» **GOAL**
Output every line exactly as written. Leave out pictures.
··· RECORD LIST ···
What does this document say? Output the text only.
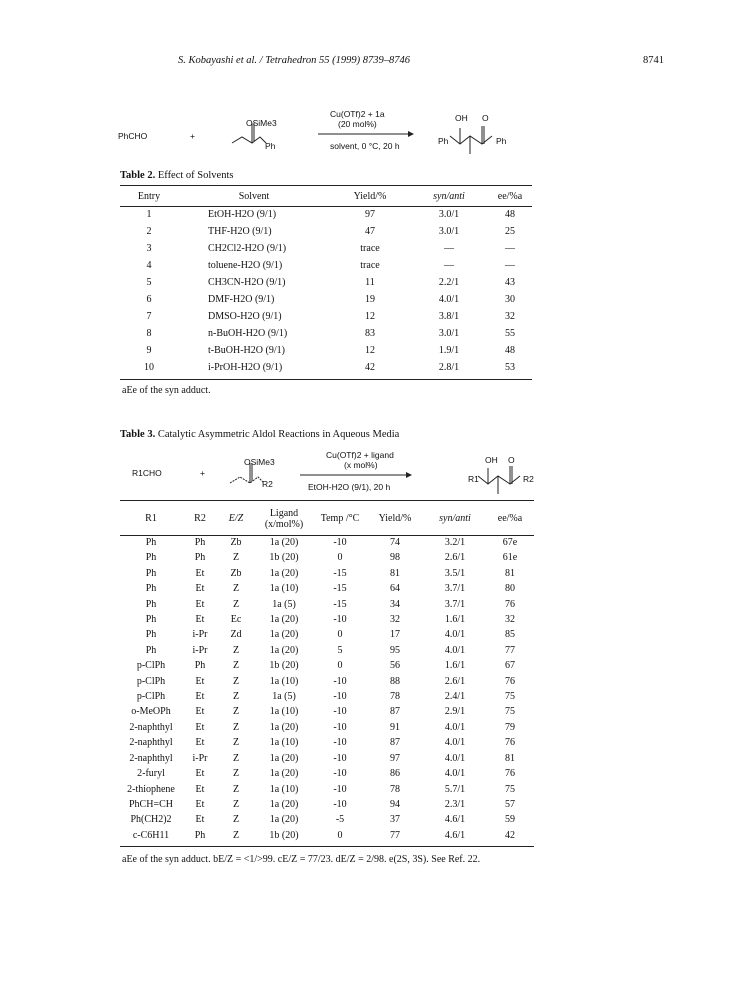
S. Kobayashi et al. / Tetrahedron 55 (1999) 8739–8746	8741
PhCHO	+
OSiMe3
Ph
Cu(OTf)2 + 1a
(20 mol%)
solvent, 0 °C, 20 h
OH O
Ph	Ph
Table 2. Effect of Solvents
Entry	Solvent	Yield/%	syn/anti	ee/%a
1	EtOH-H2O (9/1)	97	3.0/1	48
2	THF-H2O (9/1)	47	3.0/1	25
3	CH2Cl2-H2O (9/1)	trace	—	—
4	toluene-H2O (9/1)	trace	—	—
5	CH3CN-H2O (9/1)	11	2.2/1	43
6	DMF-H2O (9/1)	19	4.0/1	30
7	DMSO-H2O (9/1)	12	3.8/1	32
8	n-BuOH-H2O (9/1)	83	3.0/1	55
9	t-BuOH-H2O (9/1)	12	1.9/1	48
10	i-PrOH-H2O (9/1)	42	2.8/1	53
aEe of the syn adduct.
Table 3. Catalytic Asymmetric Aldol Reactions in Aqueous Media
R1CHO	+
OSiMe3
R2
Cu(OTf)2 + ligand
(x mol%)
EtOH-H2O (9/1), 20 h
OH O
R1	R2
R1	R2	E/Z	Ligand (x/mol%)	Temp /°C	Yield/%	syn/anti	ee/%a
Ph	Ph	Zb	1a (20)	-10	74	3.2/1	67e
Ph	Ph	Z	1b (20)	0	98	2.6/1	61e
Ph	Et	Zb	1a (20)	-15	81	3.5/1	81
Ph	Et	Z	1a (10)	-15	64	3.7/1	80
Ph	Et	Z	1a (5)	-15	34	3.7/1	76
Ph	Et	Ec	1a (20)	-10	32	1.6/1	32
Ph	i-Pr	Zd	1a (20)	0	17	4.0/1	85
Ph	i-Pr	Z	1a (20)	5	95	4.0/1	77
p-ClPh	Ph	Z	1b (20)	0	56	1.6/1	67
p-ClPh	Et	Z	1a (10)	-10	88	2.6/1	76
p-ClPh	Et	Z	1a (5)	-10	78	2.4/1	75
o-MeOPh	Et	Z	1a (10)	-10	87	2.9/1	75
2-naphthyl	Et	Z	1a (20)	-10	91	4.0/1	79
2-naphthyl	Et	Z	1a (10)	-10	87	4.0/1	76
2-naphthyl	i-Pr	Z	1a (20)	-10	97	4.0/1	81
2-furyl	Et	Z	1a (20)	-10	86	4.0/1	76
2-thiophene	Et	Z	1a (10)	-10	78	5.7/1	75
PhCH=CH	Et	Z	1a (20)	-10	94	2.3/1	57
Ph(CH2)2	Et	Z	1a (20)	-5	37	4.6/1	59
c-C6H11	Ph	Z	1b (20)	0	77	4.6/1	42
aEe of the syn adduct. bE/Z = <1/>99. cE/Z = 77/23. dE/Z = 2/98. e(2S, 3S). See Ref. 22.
···
» **EXERCISE OUTPUT**
What does this document say? Output the text only.
S. Kobayashi et al. / Tetrahedron 55 (1999) 8739–8746	8741
PhCHO	+
OSiMe3
Ph
Cu(OTf)2 + 1a
(20 mol%)
solvent, 0 °C, 20 h
OH O
Ph	Ph
Table 2. Effect of Solvents
Entry	Solvent	Yield/%	syn/anti	ee/%a
1	EtOH-H2O (9/1)	97	3.0/1	48
2	THF-H2O (9/1)	47	3.0/1	25
3	CH2Cl2-H2O (9/1)	trace	—	—
4	toluene-H2O (9/1)	trace	—	—
5	CH3CN-H2O (9/1)	11	2.2/1	43
6	DMF-H2O (9/1)	19	4.0/1	30
7	DMSO-H2O (9/1)	12	3.8/1	32
8	n-BuOH-H2O (9/1)	83	3.0/1	55
9	t-BuOH-H2O (9/1)	12	1.9/1	48
10	i-PrOH-H2O (9/1)	42	2.8/1	53
aEe of the syn adduct.
Table 3. Catalytic Asymmetric Aldol Reactions in Aqueous Media
R1CHO	+
OSiMe3
R2
Cu(OTf)2 + ligand
(x mol%)
EtOH-H2O (9/1), 20 h
OH O
R1	R2
R1	R2	E/Z	Ligand (x/mol%)	Temp /°C	Yield/%	syn/anti	ee/%a
Ph	Ph	Zb	1a (20)	-10	74	3.2/1	67e
Ph	Ph	Z	1b (20)	0	98	2.6/1	61e
Ph	Et	Zb	1a (20)	-15	81	3.5/1	81
Ph	Et	Z	1a (10)	-15	64	3.7/1	80
Ph	Et	Z	1a (5)	-15	34	3.7/1	76
Ph	Et	Ec	1a (20)	-10	32	1.6/1	32
Ph	i-Pr	Zd	1a (20)	0	17	4.0/1	85
Ph	i-Pr	Z	1a (20)	5	95	4.0/1	77
p-ClPh	Ph	Z	1b (20)	0	56	1.6/1	67
p-ClPh	Et	Z	1a (10)	-10	88	2.6/1	76
p-ClPh	Et	Z	1a (5)	-10	78	2.4/1	75
o-MeOPh	Et	Z	1a (10)	-10	87	2.9/1	75
2-naphthyl	Et	Z	1a (20)	-10	91	4.0/1	79
2-naphthyl	Et	Z	1a (10)	-10	87	4.0/1	76
2-naphthyl	i-Pr	Z	1a (20)	-10	97	4.0/1	81
2-furyl	Et	Z	1a (20)	-10	86	4.0/1	76
2-thiophene	Et	Z	1a (10)	-10	78	5.7/1	75
PhCH=CH	Et	Z	1a (20)	-10	94	2.3/1	57
Ph(CH2)2	Et	Z	1a (20)	-5	37	4.6/1	59
c-C6H11	Ph	Z	1b (20)	0	77	4.6/1	42
aEe of the syn adduct. bE/Z = <1/>99. cE/Z = 77/23. dE/Z = 2/98. e(2S, 3S). See Ref. 22.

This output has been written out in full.